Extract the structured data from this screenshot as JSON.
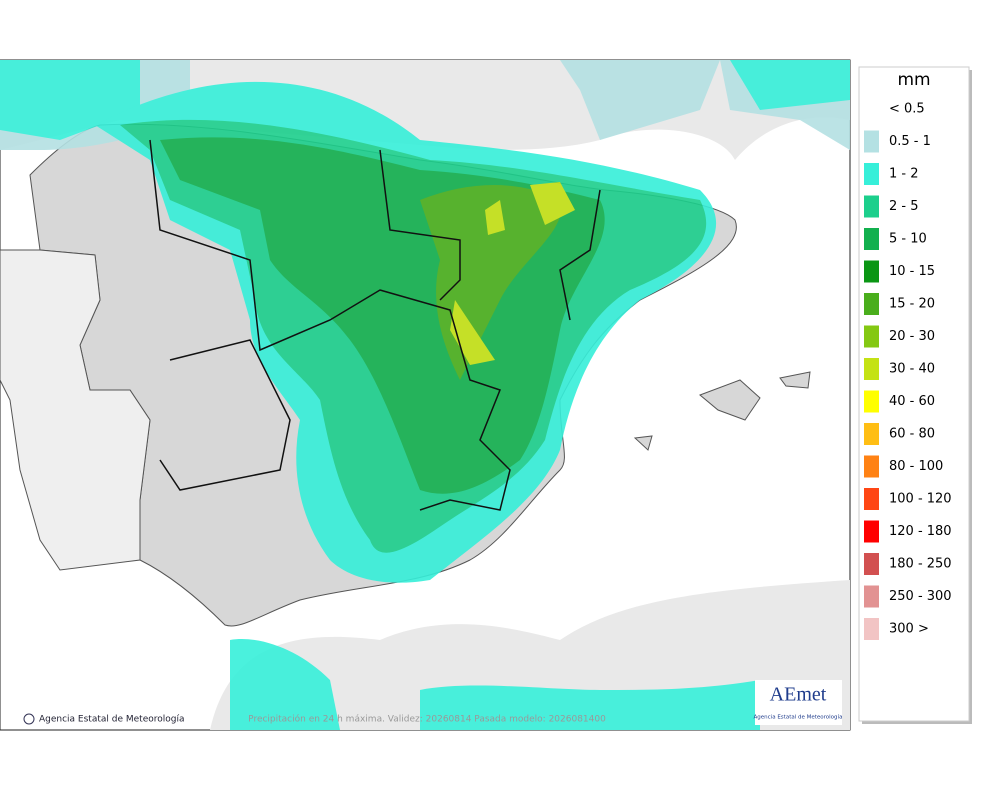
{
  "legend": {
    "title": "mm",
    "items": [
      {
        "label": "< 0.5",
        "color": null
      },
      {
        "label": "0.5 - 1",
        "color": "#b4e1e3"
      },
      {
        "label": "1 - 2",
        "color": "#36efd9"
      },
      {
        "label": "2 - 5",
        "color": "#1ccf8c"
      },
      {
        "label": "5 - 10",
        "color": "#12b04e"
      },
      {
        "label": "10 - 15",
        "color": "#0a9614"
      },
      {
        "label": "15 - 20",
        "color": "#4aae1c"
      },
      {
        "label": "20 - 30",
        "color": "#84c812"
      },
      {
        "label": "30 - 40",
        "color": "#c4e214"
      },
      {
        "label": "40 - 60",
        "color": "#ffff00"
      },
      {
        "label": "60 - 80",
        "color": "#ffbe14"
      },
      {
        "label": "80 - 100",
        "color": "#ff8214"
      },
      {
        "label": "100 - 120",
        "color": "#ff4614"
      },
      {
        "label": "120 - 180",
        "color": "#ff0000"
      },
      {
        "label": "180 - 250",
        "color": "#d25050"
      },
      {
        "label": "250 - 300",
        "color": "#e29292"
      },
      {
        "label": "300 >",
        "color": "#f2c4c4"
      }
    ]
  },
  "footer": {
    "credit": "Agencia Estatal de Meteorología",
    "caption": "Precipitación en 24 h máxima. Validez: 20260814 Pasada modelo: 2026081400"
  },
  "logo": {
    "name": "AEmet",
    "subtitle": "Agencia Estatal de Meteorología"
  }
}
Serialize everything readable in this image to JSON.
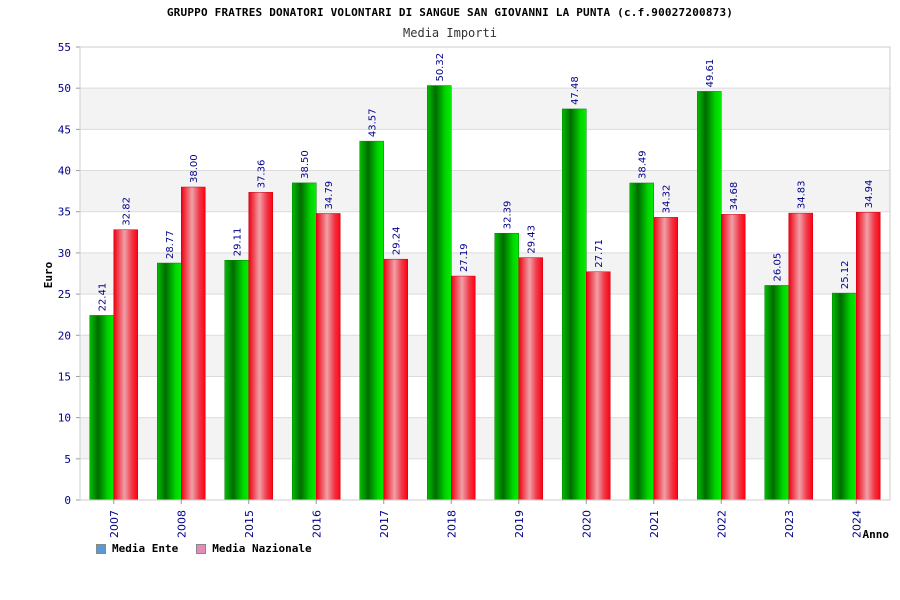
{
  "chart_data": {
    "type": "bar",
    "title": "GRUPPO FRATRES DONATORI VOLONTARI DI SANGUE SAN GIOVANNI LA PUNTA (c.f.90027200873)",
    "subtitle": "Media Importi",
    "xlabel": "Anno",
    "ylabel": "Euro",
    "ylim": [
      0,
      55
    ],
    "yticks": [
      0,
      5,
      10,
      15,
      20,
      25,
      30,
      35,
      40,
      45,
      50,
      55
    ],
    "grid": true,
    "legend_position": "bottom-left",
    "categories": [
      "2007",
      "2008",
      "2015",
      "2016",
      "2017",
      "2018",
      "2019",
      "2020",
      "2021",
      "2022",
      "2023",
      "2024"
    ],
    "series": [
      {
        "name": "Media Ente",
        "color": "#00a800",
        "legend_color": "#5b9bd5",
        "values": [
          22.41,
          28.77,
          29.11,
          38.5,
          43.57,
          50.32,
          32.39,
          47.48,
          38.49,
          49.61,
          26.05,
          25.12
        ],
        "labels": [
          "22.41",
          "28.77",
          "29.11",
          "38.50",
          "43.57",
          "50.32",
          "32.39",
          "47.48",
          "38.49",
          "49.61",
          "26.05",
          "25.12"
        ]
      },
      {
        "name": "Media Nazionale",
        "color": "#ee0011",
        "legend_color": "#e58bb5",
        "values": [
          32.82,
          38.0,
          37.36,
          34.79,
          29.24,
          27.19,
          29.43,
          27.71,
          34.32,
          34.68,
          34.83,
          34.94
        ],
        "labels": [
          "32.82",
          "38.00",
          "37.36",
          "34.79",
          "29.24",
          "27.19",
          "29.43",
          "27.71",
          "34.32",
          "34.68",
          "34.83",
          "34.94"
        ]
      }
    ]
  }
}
######
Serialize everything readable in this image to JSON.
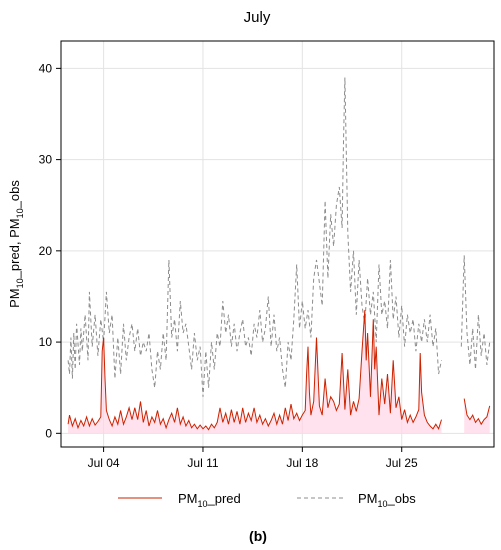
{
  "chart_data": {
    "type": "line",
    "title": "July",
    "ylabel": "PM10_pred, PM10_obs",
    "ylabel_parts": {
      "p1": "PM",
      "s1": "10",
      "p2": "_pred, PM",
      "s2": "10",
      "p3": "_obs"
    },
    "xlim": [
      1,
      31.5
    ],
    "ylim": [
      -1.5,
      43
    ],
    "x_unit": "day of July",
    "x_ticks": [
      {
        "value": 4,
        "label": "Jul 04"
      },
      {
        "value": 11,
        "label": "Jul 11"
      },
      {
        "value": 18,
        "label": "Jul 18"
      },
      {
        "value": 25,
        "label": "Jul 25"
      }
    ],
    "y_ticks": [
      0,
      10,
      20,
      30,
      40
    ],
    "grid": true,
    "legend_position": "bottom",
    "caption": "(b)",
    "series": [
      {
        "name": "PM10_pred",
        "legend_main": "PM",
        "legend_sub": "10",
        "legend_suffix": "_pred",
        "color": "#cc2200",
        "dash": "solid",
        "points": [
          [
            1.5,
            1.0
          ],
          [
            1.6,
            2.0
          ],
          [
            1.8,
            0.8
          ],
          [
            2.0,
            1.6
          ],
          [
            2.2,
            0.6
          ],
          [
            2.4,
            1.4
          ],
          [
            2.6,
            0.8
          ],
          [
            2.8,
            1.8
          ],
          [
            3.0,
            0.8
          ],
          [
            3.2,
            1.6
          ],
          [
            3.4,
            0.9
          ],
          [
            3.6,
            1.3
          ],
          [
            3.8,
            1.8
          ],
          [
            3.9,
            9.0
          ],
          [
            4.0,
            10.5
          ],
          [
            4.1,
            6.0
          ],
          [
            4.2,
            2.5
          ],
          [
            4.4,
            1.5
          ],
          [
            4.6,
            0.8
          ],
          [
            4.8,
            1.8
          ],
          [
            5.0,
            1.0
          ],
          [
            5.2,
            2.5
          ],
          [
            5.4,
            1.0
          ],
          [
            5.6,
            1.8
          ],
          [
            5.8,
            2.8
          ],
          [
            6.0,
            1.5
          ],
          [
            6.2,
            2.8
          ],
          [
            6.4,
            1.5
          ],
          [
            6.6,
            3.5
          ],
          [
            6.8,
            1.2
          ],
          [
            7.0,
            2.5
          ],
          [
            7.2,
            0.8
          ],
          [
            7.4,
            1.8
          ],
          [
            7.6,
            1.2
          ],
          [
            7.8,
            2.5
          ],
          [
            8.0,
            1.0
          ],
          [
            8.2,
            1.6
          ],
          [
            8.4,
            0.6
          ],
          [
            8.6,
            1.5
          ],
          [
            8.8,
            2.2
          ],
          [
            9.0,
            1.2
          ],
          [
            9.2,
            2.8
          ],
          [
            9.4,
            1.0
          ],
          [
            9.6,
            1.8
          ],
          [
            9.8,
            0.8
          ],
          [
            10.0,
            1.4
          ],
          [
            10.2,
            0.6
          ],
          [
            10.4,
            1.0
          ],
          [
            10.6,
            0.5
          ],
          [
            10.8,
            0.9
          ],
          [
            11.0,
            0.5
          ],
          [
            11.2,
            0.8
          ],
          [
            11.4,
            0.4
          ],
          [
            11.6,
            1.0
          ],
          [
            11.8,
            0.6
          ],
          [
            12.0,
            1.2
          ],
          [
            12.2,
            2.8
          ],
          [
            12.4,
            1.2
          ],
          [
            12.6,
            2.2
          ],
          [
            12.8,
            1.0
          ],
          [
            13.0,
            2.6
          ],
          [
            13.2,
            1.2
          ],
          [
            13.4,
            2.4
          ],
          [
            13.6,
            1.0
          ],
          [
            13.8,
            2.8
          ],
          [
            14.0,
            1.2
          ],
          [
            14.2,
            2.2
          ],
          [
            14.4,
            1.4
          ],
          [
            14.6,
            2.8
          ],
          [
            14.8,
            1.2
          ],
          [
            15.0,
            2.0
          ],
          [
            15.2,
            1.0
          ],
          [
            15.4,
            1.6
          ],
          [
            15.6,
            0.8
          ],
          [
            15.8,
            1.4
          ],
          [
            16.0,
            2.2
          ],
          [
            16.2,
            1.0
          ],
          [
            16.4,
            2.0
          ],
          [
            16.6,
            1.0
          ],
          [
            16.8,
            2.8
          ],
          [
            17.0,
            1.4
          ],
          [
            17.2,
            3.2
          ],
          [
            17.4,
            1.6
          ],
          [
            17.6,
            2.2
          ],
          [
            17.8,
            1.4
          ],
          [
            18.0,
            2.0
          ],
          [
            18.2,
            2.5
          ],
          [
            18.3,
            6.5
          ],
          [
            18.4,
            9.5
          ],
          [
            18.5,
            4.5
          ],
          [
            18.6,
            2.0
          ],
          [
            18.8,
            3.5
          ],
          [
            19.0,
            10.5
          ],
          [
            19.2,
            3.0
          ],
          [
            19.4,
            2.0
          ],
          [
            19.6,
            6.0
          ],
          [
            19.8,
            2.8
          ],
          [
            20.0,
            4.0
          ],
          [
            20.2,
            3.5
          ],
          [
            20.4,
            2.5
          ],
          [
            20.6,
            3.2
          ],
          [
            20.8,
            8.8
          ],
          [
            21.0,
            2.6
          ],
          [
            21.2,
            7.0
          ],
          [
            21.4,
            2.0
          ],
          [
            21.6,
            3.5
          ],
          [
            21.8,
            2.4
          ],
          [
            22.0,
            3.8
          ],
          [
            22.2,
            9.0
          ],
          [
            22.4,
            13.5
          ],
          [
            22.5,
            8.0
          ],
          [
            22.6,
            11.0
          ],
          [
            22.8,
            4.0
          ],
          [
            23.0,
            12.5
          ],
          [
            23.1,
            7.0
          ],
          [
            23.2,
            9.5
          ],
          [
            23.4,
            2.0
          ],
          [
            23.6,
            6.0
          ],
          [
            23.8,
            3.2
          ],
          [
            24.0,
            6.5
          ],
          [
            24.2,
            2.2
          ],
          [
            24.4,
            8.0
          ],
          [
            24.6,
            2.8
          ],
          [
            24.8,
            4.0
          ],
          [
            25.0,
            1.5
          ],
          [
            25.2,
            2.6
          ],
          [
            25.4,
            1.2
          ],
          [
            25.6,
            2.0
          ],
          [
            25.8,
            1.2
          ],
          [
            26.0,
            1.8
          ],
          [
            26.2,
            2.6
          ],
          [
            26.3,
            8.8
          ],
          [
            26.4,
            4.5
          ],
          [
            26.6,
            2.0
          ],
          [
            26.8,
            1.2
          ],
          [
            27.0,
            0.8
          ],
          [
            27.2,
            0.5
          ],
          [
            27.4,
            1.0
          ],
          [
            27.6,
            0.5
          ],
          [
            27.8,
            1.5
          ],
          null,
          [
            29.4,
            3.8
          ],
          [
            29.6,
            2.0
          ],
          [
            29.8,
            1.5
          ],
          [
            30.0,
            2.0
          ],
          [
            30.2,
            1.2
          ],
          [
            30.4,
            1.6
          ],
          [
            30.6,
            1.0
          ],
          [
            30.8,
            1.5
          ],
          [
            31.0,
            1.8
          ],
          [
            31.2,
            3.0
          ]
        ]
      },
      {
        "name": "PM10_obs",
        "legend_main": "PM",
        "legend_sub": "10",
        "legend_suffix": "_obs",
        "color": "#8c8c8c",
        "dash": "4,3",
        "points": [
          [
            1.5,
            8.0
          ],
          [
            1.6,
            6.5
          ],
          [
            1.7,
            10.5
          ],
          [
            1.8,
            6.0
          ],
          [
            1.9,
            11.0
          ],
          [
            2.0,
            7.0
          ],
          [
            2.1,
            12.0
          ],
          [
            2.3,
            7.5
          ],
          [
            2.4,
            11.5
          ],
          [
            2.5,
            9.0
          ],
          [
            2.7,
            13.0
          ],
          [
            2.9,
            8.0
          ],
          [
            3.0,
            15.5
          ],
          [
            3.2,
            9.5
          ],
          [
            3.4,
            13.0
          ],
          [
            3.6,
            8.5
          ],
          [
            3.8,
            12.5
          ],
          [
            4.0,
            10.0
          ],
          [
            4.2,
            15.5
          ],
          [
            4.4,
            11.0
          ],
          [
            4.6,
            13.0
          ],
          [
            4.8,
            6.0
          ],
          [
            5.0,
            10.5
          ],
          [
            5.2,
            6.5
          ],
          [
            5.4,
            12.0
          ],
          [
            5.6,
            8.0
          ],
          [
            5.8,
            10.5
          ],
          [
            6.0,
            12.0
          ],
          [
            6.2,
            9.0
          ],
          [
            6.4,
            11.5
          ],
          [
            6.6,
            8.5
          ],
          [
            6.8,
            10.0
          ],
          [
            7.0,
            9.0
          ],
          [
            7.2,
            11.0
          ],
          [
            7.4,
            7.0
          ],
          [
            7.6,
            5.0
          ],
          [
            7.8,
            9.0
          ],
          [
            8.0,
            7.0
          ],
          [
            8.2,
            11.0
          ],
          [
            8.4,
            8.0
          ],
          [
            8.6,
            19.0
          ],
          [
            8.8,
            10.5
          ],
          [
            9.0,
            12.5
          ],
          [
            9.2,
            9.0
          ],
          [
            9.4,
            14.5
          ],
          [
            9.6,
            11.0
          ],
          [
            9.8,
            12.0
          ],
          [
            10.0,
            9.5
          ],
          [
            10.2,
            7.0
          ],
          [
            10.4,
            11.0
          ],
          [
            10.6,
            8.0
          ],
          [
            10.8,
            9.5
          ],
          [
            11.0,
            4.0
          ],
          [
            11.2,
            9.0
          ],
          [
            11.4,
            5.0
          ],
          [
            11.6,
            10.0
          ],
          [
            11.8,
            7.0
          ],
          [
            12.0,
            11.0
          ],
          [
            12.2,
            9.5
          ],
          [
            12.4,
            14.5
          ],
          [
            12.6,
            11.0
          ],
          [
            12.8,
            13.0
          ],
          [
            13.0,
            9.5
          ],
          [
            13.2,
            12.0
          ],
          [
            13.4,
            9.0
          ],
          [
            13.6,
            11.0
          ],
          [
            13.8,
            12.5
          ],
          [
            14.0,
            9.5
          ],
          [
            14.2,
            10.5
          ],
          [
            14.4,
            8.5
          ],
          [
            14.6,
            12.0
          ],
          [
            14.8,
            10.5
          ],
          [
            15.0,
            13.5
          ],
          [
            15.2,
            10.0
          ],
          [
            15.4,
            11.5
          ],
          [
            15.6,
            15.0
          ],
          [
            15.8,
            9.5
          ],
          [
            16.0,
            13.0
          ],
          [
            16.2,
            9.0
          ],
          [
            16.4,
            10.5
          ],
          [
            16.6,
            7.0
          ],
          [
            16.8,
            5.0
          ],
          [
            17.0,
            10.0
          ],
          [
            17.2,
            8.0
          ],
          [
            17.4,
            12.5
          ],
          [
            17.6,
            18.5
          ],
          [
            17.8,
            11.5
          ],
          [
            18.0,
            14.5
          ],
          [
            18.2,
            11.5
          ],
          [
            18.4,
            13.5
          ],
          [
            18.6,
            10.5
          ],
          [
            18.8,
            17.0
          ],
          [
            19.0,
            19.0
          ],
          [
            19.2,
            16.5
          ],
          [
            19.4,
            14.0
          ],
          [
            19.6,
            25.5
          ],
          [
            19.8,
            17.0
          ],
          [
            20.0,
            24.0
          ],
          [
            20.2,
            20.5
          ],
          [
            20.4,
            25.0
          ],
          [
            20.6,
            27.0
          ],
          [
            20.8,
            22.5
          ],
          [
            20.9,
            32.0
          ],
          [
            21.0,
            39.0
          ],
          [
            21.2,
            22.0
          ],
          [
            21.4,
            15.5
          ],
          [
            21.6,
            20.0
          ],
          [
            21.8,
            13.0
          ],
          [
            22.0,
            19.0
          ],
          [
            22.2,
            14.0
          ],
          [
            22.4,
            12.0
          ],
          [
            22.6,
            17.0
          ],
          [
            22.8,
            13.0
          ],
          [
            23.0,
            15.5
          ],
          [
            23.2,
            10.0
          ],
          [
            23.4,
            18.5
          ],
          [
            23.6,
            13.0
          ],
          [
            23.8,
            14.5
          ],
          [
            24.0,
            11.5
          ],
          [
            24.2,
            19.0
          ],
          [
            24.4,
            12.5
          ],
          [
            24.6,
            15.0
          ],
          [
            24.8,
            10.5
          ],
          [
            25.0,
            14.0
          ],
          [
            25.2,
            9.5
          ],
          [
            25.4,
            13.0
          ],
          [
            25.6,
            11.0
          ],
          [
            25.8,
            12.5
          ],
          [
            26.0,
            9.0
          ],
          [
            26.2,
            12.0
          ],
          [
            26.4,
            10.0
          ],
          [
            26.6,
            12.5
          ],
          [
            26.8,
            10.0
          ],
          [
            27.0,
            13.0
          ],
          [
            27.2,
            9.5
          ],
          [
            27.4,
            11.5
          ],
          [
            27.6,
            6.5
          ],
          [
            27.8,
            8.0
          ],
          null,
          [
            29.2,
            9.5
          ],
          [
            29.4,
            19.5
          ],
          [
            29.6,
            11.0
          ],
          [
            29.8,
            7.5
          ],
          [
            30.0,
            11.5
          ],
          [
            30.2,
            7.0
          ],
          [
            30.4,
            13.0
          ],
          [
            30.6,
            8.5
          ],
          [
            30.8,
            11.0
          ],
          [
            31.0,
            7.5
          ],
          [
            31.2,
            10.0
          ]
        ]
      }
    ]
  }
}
######
_What to work on_
List all lines holding the string "Meteorología".

_Correct result_
    "credit": "Agencia Estatal de Meteorología",
    "subtitle": "Agencia Estatal de Meteorología"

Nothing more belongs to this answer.